### LISTING
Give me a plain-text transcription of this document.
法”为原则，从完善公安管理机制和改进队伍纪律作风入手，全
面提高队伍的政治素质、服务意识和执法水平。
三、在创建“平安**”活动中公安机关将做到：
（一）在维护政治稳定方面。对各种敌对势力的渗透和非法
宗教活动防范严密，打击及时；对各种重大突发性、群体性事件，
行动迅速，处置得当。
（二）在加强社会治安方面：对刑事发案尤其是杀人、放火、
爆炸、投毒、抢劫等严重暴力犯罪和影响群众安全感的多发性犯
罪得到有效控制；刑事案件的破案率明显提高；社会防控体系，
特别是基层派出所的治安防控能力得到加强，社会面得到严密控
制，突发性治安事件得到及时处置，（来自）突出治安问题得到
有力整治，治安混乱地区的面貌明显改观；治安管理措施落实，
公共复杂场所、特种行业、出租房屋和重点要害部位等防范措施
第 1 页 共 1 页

### SHORT EXERCISE
Output the records above in their entirety, exactly.

### THE SOLUTION
Give me a plain-text transcription of this document.
法”为原则，从完善公安管理机制和改进队伍纪律作风入手，全
面提高队伍的政治素质、服务意识和执法水平。
三、在创建“平安**”活动中公安机关将做到：
（一）在维护政治稳定方面。对各种敌对势力的渗透和非法
宗教活动防范严密，打击及时；对各种重大突发性、群体性事件，
行动迅速，处置得当。
（二）在加强社会治安方面：对刑事发案尤其是杀人、放火、
爆炸、投毒、抢劫等严重暴力犯罪和影响群众安全感的多发性犯
罪得到有效控制；刑事案件的破案率明显提高；社会防控体系，
特别是基层派出所的治安防控能力得到加强，社会面得到严密控
制，突发性治安事件得到及时处置，（来自）突出治安问题得到
有力整治，治安混乱地区的面貌明显改观；治安管理措施落实，
公共复杂场所、特种行业、出租房屋和重点要害部位等防范措施
第 1 页 共 1 页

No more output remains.